Dataset entries:
____

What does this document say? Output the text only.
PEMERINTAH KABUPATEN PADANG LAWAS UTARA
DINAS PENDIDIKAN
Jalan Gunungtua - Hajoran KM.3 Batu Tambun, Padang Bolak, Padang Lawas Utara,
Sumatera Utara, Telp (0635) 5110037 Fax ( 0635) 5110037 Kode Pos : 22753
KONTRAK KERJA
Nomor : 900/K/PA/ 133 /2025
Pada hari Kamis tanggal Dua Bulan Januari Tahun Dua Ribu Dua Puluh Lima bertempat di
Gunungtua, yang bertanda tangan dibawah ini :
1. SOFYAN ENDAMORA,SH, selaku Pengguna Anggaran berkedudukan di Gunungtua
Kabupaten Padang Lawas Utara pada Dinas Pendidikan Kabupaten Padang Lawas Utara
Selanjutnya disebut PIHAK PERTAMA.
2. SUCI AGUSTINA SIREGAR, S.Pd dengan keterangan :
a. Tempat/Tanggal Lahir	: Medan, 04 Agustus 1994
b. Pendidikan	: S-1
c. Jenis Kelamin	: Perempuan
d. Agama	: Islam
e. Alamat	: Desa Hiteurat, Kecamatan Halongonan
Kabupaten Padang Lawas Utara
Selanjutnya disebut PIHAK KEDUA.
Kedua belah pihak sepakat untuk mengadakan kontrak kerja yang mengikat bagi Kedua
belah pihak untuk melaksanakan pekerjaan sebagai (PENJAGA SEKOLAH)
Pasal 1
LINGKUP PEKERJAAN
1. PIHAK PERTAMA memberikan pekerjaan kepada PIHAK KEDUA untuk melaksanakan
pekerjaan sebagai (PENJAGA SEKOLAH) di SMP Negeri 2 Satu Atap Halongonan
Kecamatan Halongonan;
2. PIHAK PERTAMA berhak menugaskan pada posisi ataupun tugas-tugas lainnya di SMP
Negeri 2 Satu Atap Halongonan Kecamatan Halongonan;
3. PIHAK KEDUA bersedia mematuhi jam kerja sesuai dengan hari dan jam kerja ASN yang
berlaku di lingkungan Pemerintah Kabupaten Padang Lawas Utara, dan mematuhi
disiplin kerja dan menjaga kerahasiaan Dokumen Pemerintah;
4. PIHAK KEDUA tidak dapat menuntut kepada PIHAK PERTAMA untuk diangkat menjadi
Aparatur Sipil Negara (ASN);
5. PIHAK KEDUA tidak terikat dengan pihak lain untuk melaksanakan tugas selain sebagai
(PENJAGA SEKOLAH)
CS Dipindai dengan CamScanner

____

Output all of the data above without any alteration.

What does this document say? Output the text only.
PEMERINTAH KABUPATEN PADANG LAWAS UTARA
DINAS PENDIDIKAN
Jalan Gunungtua - Hajoran KM.3 Batu Tambun, Padang Bolak, Padang Lawas Utara,
Sumatera Utara, Telp (0635) 5110037 Fax ( 0635) 5110037 Kode Pos : 22753
KONTRAK KERJA
Nomor : 900/K/PA/ 133 /2025
Pada hari Kamis tanggal Dua Bulan Januari Tahun Dua Ribu Dua Puluh Lima bertempat di
Gunungtua, yang bertanda tangan dibawah ini :
1. SOFYAN ENDAMORA,SH, selaku Pengguna Anggaran berkedudukan di Gunungtua
Kabupaten Padang Lawas Utara pada Dinas Pendidikan Kabupaten Padang Lawas Utara
Selanjutnya disebut PIHAK PERTAMA.
2. SUCI AGUSTINA SIREGAR, S.Pd dengan keterangan :
a. Tempat/Tanggal Lahir	: Medan, 04 Agustus 1994
b. Pendidikan	: S-1
c. Jenis Kelamin	: Perempuan
d. Agama	: Islam
e. Alamat	: Desa Hiteurat, Kecamatan Halongonan
Kabupaten Padang Lawas Utara
Selanjutnya disebut PIHAK KEDUA.
Kedua belah pihak sepakat untuk mengadakan kontrak kerja yang mengikat bagi Kedua
belah pihak untuk melaksanakan pekerjaan sebagai (PENJAGA SEKOLAH)
Pasal 1
LINGKUP PEKERJAAN
1. PIHAK PERTAMA memberikan pekerjaan kepada PIHAK KEDUA untuk melaksanakan
pekerjaan sebagai (PENJAGA SEKOLAH) di SMP Negeri 2 Satu Atap Halongonan
Kecamatan Halongonan;
2. PIHAK PERTAMA berhak menugaskan pada posisi ataupun tugas-tugas lainnya di SMP
Negeri 2 Satu Atap Halongonan Kecamatan Halongonan;
3. PIHAK KEDUA bersedia mematuhi jam kerja sesuai dengan hari dan jam kerja ASN yang
berlaku di lingkungan Pemerintah Kabupaten Padang Lawas Utara, dan mematuhi
disiplin kerja dan menjaga kerahasiaan Dokumen Pemerintah;
4. PIHAK KEDUA tidak dapat menuntut kepada PIHAK PERTAMA untuk diangkat menjadi
Aparatur Sipil Negara (ASN);
5. PIHAK KEDUA tidak terikat dengan pihak lain untuk melaksanakan tugas selain sebagai
(PENJAGA SEKOLAH)
CS Dipindai dengan CamScanner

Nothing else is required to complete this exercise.